● PROBLEM REQUIREMENTS: Any picture among the records should be left out, please; retype the rest exactly.

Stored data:
## Start

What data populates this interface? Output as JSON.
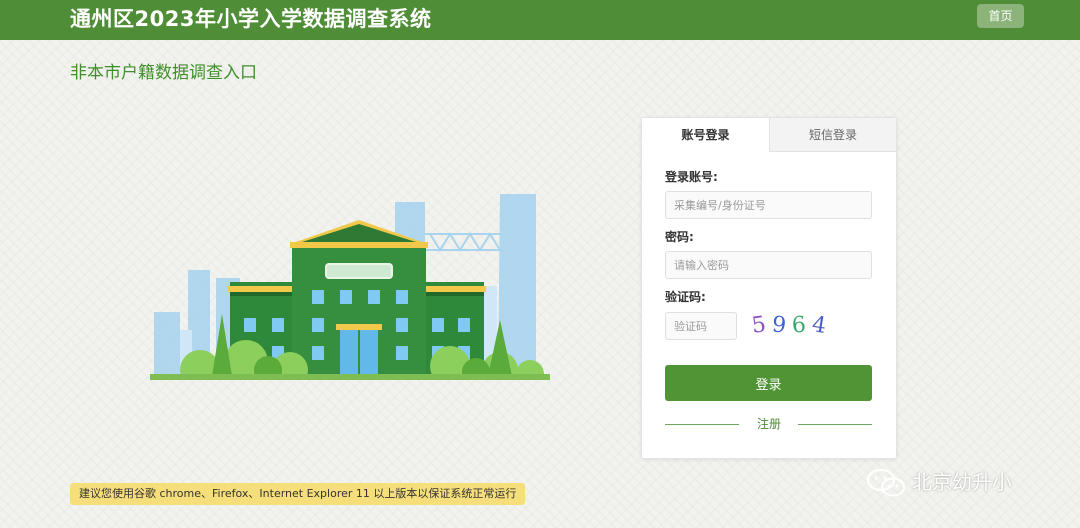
{
  "header": {
    "title": "通州区2023年小学入学数据调查系统",
    "home_label": "首页"
  },
  "page": {
    "subtitle": "非本市户籍数据调查入口"
  },
  "login": {
    "tabs": [
      "账号登录",
      "短信登录"
    ],
    "active_tab": "账号登录",
    "account_label": "登录账号:",
    "account_placeholder": "采集编号/身份证号",
    "password_label": "密码:",
    "password_placeholder": "请输入密码",
    "captcha_label": "验证码:",
    "captcha_placeholder": "验证码",
    "captcha_digits": [
      "5",
      "9",
      "6",
      "4"
    ],
    "submit_label": "登录",
    "register_label": "注册"
  },
  "notice": {
    "text": "建议您使用谷歌 chrome、Firefox、Internet Explorer 11 以上版本以保证系统正常运行"
  },
  "watermark": {
    "text": "北京幼升小",
    "icon": "wechat-icon"
  },
  "colors": {
    "brand": "#4f8d37",
    "button": "#519436",
    "notice_bg": "#f6df7a",
    "captcha": [
      "#8a4fc8",
      "#3c64d8",
      "#3aa86b",
      "#4a5fc4"
    ]
  }
}
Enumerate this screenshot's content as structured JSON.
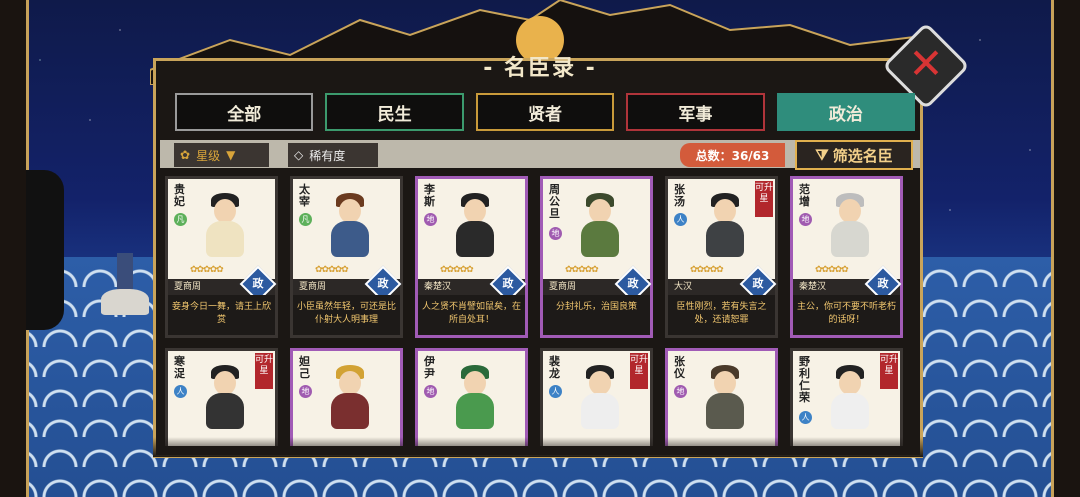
{
  "title": "名臣录",
  "tabs": [
    "全部",
    "民生",
    "贤者",
    "军事",
    "政治"
  ],
  "filters": {
    "star_label": "星级",
    "rarity_label": "稀有度",
    "total": "总数：36/63",
    "filter_button": "筛选名臣"
  },
  "cards_row1": [
    {
      "name": "贵妃",
      "type": "凡",
      "dynasty": "夏商周",
      "tag": "政",
      "desc": "妾身今日一舞，请王上欣赏",
      "upgrade": ""
    },
    {
      "name": "太宰",
      "type": "凡",
      "dynasty": "夏商周",
      "tag": "政",
      "desc": "小臣虽然年轻，可还是比仆射大人明事理",
      "upgrade": ""
    },
    {
      "name": "李斯",
      "type": "地",
      "dynasty": "秦楚汉",
      "tag": "政",
      "desc": "人之贤不肖譬如鼠矣，在所自处耳！",
      "upgrade": ""
    },
    {
      "name": "周公旦",
      "type": "地",
      "dynasty": "夏商周",
      "tag": "政",
      "desc": "分封礼乐，治国良策",
      "upgrade": ""
    },
    {
      "name": "张汤",
      "type": "人",
      "dynasty": "大汉",
      "tag": "政",
      "desc": "臣性刚烈，若有失言之处，还请恕罪",
      "upgrade": "可升星"
    },
    {
      "name": "范增",
      "type": "地",
      "dynasty": "秦楚汉",
      "tag": "政",
      "desc": "主公，你可不要不听老朽的话呀！",
      "upgrade": ""
    }
  ],
  "cards_row2": [
    {
      "name": "寒浞",
      "type": "人",
      "upgrade": "可升星"
    },
    {
      "name": "妲己",
      "type": "地",
      "upgrade": ""
    },
    {
      "name": "伊尹",
      "type": "地",
      "upgrade": ""
    },
    {
      "name": "裴龙",
      "type": "人",
      "upgrade": "可升星"
    },
    {
      "name": "张仪",
      "type": "地",
      "upgrade": ""
    },
    {
      "name": "野利仁荣",
      "type": "人",
      "upgrade": "可升星"
    }
  ]
}
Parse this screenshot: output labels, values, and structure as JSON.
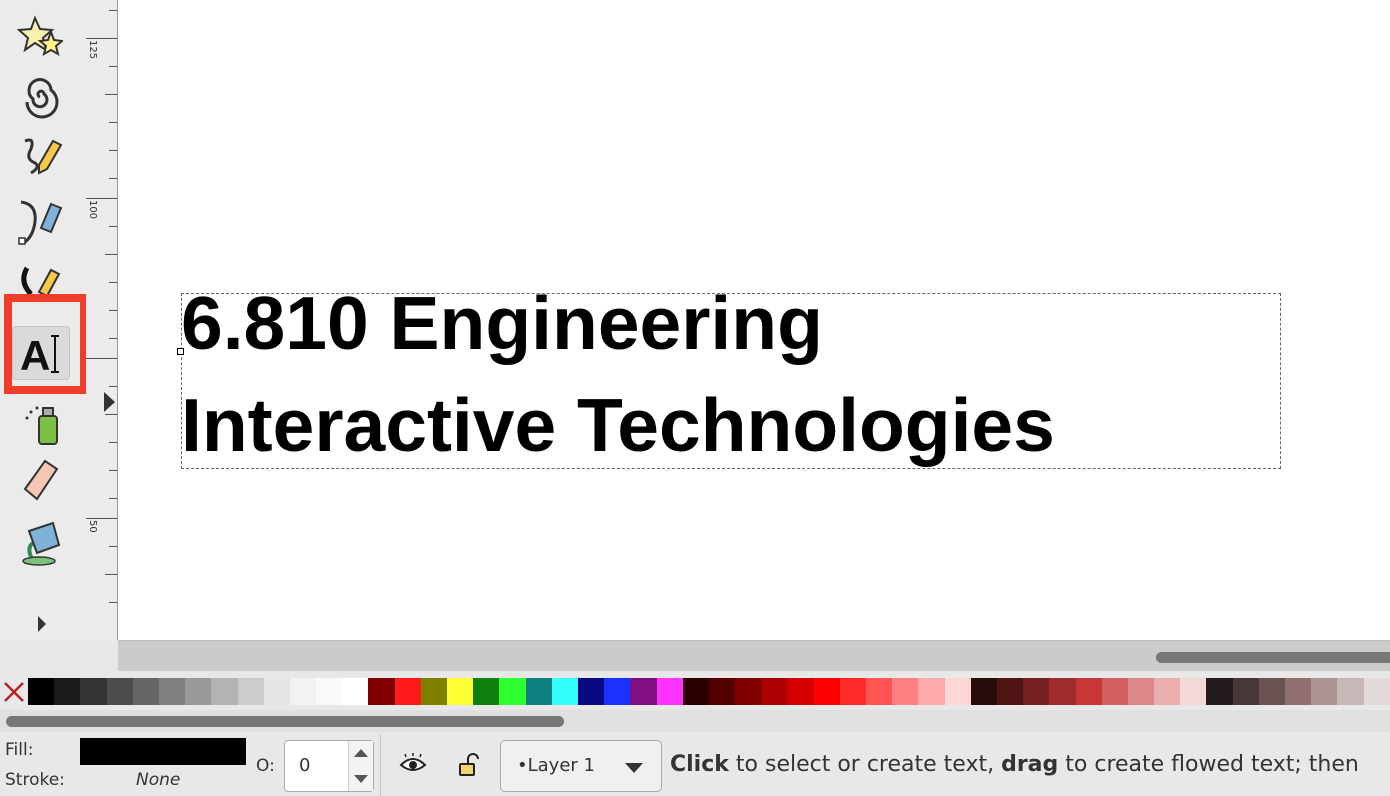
{
  "toolbox": {
    "tools": [
      {
        "name": "star-tool-icon"
      },
      {
        "name": "spiral-tool-icon"
      },
      {
        "name": "pencil-tool-icon"
      },
      {
        "name": "pen-tool-icon"
      },
      {
        "name": "calligraphy-tool-icon"
      },
      {
        "name": "text-tool-icon",
        "active": true
      },
      {
        "name": "spray-tool-icon"
      },
      {
        "name": "eraser-tool-icon"
      },
      {
        "name": "paint-bucket-tool-icon"
      }
    ],
    "highlight_color": "#f23c2a"
  },
  "ruler": {
    "labels": [
      "125",
      "100",
      "50"
    ]
  },
  "canvas": {
    "text_line_1": "6.810 Engineering",
    "text_line_2": "Interactive Technologies"
  },
  "palette": {
    "colors": [
      "#000000",
      "#1a1a1a",
      "#333333",
      "#4d4d4d",
      "#666666",
      "#808080",
      "#999999",
      "#b3b3b3",
      "#cccccc",
      "#e6e6e6",
      "#f2f2f2",
      "#f9f9f9",
      "#ffffff",
      "#800000",
      "#ff1a1a",
      "#808000",
      "#ffff33",
      "#0f7f0f",
      "#2eff2e",
      "#0f7f7f",
      "#33ffff",
      "#0a0a80",
      "#1a33ff",
      "#800f80",
      "#ff33ff",
      "#2b0000",
      "#550000",
      "#800000",
      "#aa0000",
      "#d40000",
      "#ff0000",
      "#ff2a2a",
      "#ff5555",
      "#ff8080",
      "#ffaaaa",
      "#ffd5d5",
      "#280b0b",
      "#501616",
      "#782121",
      "#a02c2c",
      "#c83737",
      "#d35f5f",
      "#de8787",
      "#e9afaf",
      "#f4d7d7",
      "#241c1c",
      "#483737",
      "#6c5353",
      "#917070",
      "#ac9393",
      "#c8b7b7",
      "#e3dbdb"
    ]
  },
  "statusbar": {
    "fill_label": "Fill:",
    "stroke_label": "Stroke:",
    "fill_color": "#000000",
    "stroke_value": "None",
    "opacity_label": "O:",
    "opacity_value": "0",
    "layer_name": "•Layer 1",
    "msg_b1": "Click",
    "msg_t1": " to select or create text, ",
    "msg_b2": "drag",
    "msg_t2": " to create flowed text; then"
  }
}
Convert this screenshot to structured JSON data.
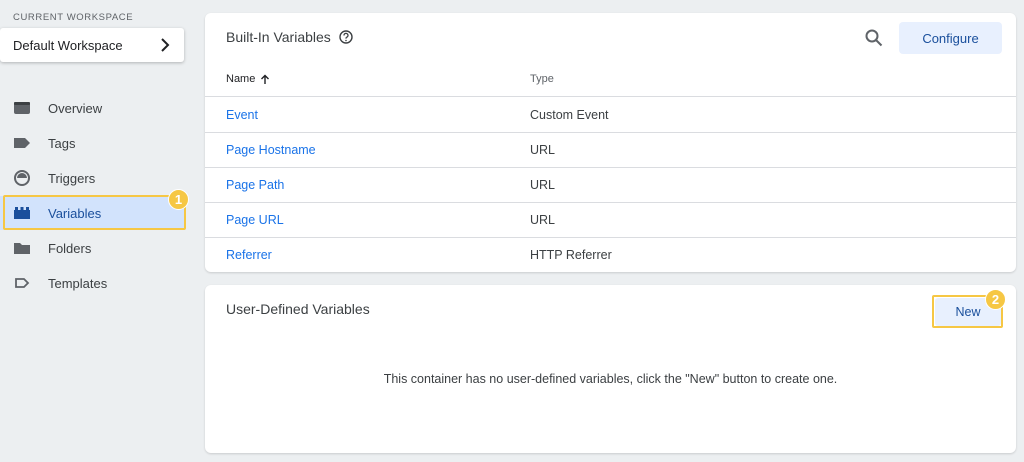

## End

● EXERCISE RESULT:
What data populates this interface? Output as JSON.
{
  "header": {
    "title": "通州区2023年小学入学数据调查系统",
    "home_label": "首页"
  },
  "page": {
    "subtitle": "非本市户籍数据调查入口"
  },
  "login": {
    "tabs": [
      "账号登录",
      "短信登录"
    ],
    "active_tab": "账号登录",
    "account_label": "登录账号:",
    "account_placeholder": "采集编号/身份证号",
    "password_label": "密码:",
    "password_placeholder": "请输入密码",
    "captcha_label": "验证码:",
    "captcha_placeholder": "验证码",
    "captcha_digits": [
      "5",
      "9",
      "6",
      "4"
    ],
    "submit_label": "登录",
    "register_label": "注册"
  },
  "notice": {
    "text": "建议您使用谷歌 chrome、Firefox、Internet Explorer 11 以上版本以保证系统正常运行"
  },
  "watermark": {
    "text": "北京幼升小",
    "icon": "wechat-icon"
  },
  "colors": {
    "brand": "#4f8d37",
    "button": "#519436",
    "notice_bg": "#f6df7a",
    "captcha": [
      "#8a4fc8",
      "#3c64d8",
      "#3aa86b",
      "#4a5fc4"
    ]
  }
}
Enumerate this screenshot's content as structured JSON.
{
  "title": "名臣录",
  "tabs": [
    "全部",
    "民生",
    "贤者",
    "军事",
    "政治"
  ],
  "filters": {
    "star_label": "星级",
    "rarity_label": "稀有度",
    "total": "总数：36/63",
    "filter_button": "筛选名臣"
  },
  "cards_row1": [
    {
      "name": "贵妃",
      "type": "凡",
      "dynasty": "夏商周",
      "tag": "政",
      "desc": "妾身今日一舞，请王上欣赏",
      "upgrade": ""
    },
    {
      "name": "太宰",
      "type": "凡",
      "dynasty": "夏商周",
      "tag": "政",
      "desc": "小臣虽然年轻，可还是比仆射大人明事理",
      "upgrade": ""
    },
    {
      "name": "李斯",
      "type": "地",
      "dynasty": "秦楚汉",
      "tag": "政",
      "desc": "人之贤不肖譬如鼠矣，在所自处耳！",
      "upgrade": ""
    },
    {
      "name": "周公旦",
      "type": "地",
      "dynasty": "夏商周",
      "tag": "政",
      "desc": "分封礼乐，治国良策",
      "upgrade": ""
    },
    {
      "name": "张汤",
      "type": "人",
      "dynasty": "大汉",
      "tag": "政",
      "desc": "臣性刚烈，若有失言之处，还请恕罪",
      "upgrade": "可升星"
    },
    {
      "name": "范增",
      "type": "地",
      "dynasty": "秦楚汉",
      "tag": "政",
      "desc": "主公，你可不要不听老朽的话呀！",
      "upgrade": ""
    }
  ],
  "cards_row2": [
    {
      "name": "寒浞",
      "type": "人",
      "upgrade": "可升星"
    },
    {
      "name": "妲己",
      "type": "地",
      "upgrade": ""
    },
    {
      "name": "伊尹",
      "type": "地",
      "upgrade": ""
    },
    {
      "name": "裴龙",
      "type": "人",
      "upgrade": "可升星"
    },
    {
      "name": "张仪",
      "type": "地",
      "upgrade": ""
    },
    {
      "name": "野利仁荣",
      "type": "人",
      "upgrade": "可升星"
    }
  ]
}
Parse this screenshot: output labels, values, and structure as JSON.
{
  "toolbox": {
    "tools": [
      {
        "name": "star-tool-icon"
      },
      {
        "name": "spiral-tool-icon"
      },
      {
        "name": "pencil-tool-icon"
      },
      {
        "name": "pen-tool-icon"
      },
      {
        "name": "calligraphy-tool-icon"
      },
      {
        "name": "text-tool-icon",
        "active": true
      },
      {
        "name": "spray-tool-icon"
      },
      {
        "name": "eraser-tool-icon"
      },
      {
        "name": "paint-bucket-tool-icon"
      }
    ],
    "highlight_color": "#f23c2a"
  },
  "ruler": {
    "labels": [
      "125",
      "100",
      "50"
    ]
  },
  "canvas": {
    "text_line_1": "6.810 Engineering",
    "text_line_2": "Interactive Technologies"
  },
  "palette": {
    "colors": [
      "#000000",
      "#1a1a1a",
      "#333333",
      "#4d4d4d",
      "#666666",
      "#808080",
      "#999999",
      "#b3b3b3",
      "#cccccc",
      "#e6e6e6",
      "#f2f2f2",
      "#f9f9f9",
      "#ffffff",
      "#800000",
      "#ff1a1a",
      "#808000",
      "#ffff33",
      "#0f7f0f",
      "#2eff2e",
      "#0f7f7f",
      "#33ffff",
      "#0a0a80",
      "#1a33ff",
      "#800f80",
      "#ff33ff",
      "#2b0000",
      "#550000",
      "#800000",
      "#aa0000",
      "#d40000",
      "#ff0000",
      "#ff2a2a",
      "#ff5555",
      "#ff8080",
      "#ffaaaa",
      "#ffd5d5",
      "#280b0b",
      "#501616",
      "#782121",
      "#a02c2c",
      "#c83737",
      "#d35f5f",
      "#de8787",
      "#e9afaf",
      "#f4d7d7",
      "#241c1c",
      "#483737",
      "#6c5353",
      "#917070",
      "#ac9393",
      "#c8b7b7",
      "#e3dbdb"
    ]
  },
  "statusbar": {
    "fill_label": "Fill:",
    "stroke_label": "Stroke:",
    "fill_color": "#000000",
    "stroke_value": "None",
    "opacity_label": "O:",
    "opacity_value": "0",
    "layer_name": "•Layer 1",
    "msg_b1": "Click",
    "msg_t1": " to select or create text, ",
    "msg_b2": "drag",
    "msg_t2": " to create flowed text; then"
  }
}
Convert this screenshot to structured JSON data.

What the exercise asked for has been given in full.